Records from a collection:
---+---
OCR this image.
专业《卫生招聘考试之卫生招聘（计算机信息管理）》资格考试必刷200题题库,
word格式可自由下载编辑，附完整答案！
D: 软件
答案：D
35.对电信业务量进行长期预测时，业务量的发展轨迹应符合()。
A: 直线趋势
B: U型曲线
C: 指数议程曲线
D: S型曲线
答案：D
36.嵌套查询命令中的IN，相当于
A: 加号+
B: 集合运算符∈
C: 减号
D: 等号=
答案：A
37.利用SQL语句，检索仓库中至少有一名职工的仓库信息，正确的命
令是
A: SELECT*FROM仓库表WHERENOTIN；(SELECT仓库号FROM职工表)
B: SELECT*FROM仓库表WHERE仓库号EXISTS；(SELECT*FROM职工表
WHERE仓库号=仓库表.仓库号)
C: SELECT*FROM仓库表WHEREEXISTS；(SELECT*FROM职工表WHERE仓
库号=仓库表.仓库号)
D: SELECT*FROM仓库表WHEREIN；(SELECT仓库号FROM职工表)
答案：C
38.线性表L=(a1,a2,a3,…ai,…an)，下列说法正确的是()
---+---
Your objective
Copy out each line in the listing that has the word "SELECT仓库号FROM职工表".

Reply to the task
A: SELECT*FROM仓库表WHERENOTIN；(SELECT仓库号FROM职工表)
D: SELECT*FROM仓库表WHEREIN；(SELECT仓库号FROM职工表)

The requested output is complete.